What is being asked: Check each line of the data below for the word "response", then extract the ones that have it.

Rows:
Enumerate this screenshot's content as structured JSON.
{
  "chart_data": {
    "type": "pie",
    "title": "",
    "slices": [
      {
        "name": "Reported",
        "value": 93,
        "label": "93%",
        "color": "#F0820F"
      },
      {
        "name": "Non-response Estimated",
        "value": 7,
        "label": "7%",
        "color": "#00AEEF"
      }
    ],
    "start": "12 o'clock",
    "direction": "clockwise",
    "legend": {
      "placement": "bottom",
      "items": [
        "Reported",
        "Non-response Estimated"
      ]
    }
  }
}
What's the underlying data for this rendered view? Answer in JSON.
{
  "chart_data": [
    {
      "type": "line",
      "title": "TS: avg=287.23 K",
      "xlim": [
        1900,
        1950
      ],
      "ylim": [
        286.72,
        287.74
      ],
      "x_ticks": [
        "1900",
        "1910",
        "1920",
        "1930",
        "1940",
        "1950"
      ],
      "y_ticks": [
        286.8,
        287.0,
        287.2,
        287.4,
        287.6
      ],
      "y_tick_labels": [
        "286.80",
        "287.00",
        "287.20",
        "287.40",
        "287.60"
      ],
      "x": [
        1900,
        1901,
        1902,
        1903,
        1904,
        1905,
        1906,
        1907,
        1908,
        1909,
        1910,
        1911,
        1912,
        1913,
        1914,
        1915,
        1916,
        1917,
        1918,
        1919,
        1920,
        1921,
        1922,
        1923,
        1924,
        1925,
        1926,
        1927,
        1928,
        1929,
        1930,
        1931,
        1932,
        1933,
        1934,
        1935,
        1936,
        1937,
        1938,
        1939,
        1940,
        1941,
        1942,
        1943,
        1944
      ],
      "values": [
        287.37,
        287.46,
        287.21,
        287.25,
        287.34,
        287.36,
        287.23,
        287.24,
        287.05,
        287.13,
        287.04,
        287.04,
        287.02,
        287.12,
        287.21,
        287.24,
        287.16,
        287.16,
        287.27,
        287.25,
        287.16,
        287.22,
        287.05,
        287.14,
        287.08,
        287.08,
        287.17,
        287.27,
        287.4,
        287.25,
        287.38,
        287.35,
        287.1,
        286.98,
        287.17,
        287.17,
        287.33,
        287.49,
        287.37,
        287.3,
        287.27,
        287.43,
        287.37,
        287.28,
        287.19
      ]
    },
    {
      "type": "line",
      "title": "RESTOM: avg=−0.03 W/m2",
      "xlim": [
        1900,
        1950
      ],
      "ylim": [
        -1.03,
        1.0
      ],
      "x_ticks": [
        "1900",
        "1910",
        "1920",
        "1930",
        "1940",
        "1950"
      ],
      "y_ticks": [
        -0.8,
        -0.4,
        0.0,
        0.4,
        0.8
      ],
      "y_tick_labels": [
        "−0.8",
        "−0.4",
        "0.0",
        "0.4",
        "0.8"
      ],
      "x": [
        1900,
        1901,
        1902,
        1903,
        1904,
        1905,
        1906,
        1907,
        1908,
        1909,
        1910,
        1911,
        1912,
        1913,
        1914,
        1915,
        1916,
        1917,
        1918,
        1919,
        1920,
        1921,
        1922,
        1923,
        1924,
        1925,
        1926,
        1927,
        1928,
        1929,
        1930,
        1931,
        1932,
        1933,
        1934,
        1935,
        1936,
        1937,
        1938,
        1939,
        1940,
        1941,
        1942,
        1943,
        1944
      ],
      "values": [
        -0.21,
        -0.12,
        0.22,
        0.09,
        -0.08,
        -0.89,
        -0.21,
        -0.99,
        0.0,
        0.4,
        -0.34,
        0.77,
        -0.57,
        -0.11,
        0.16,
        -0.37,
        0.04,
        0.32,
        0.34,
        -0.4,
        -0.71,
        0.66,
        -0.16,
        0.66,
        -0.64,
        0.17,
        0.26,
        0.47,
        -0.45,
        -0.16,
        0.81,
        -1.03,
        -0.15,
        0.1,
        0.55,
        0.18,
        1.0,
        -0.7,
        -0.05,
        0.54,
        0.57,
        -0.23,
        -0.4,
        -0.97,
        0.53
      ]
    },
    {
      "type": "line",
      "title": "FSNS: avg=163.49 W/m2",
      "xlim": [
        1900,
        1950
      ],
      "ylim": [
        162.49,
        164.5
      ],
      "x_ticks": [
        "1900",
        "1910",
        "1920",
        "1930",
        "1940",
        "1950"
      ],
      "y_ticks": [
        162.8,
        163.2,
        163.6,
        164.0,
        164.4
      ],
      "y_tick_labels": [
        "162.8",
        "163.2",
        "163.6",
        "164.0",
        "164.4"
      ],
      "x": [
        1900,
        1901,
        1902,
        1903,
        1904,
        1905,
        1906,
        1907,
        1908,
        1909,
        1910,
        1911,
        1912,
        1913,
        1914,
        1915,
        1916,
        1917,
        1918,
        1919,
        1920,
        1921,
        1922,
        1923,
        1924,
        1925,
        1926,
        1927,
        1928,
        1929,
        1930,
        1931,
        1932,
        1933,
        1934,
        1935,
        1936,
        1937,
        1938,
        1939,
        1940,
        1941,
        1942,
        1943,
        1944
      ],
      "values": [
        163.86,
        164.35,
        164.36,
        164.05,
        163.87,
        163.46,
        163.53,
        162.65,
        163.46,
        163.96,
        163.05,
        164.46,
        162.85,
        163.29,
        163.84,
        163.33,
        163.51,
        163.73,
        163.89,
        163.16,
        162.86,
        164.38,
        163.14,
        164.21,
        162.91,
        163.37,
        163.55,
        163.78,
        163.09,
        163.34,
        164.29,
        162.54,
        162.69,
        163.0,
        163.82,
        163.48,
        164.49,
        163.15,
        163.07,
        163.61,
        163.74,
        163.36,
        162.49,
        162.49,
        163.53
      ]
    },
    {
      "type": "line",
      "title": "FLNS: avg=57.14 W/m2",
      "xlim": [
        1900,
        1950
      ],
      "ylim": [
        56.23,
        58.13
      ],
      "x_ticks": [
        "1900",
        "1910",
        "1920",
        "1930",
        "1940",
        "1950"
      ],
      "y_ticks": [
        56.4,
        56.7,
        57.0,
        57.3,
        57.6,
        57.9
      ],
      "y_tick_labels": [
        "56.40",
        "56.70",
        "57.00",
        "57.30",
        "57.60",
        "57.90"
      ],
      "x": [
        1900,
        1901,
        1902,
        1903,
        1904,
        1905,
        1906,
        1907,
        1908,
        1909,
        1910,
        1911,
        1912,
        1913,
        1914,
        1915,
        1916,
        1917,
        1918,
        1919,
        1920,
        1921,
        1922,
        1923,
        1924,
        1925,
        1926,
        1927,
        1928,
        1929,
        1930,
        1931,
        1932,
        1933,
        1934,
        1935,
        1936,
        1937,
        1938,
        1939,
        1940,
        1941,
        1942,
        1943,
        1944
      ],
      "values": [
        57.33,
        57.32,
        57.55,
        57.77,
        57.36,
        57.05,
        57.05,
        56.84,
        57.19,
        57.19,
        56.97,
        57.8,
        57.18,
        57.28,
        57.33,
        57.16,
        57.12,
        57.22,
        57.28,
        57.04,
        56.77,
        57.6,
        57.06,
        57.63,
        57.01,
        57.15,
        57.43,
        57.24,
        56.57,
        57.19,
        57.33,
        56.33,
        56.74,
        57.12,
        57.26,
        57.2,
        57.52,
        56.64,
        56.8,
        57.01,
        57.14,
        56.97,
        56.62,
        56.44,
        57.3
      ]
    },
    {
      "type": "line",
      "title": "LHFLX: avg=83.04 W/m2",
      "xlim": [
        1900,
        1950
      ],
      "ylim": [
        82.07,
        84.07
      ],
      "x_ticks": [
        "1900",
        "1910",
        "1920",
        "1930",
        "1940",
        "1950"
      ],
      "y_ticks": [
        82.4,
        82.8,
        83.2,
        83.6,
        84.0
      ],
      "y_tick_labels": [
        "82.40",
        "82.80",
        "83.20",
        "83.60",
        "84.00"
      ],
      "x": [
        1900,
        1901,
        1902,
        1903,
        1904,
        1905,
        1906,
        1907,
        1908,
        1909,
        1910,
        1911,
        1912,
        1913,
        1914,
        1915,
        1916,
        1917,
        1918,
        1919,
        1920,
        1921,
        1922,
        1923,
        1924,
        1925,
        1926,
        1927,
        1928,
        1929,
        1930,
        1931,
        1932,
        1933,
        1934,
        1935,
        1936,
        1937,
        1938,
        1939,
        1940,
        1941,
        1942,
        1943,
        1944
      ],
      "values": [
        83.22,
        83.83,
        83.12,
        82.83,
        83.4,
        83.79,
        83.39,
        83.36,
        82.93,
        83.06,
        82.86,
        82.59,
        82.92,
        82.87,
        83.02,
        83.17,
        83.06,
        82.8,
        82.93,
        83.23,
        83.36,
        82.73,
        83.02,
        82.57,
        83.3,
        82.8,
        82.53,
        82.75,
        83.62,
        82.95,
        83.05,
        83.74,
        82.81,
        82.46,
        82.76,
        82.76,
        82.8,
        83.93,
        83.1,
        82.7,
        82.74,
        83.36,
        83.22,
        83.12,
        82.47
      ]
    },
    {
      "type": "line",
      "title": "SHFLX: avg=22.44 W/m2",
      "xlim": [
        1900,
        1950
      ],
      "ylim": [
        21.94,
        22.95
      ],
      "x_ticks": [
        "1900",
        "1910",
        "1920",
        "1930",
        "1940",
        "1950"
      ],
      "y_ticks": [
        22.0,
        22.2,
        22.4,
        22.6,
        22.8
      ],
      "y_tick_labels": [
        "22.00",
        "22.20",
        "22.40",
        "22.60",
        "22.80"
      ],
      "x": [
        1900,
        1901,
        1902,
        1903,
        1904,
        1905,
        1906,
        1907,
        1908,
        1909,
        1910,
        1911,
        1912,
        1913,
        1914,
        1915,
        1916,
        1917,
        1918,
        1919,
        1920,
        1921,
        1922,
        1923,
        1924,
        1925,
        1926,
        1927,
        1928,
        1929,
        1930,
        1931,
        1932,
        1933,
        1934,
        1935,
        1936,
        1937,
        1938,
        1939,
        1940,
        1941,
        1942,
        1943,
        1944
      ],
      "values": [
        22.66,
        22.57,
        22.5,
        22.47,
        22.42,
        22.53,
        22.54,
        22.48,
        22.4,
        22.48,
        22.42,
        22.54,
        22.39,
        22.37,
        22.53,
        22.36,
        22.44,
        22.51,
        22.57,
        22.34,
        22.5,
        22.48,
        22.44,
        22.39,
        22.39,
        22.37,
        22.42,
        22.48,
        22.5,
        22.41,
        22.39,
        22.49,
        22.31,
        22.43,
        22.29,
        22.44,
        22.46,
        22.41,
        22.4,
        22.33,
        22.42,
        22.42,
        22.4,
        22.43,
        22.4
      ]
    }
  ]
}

Completed task:
        "name": "Non-response Estimated",
        "Non-response Estimated"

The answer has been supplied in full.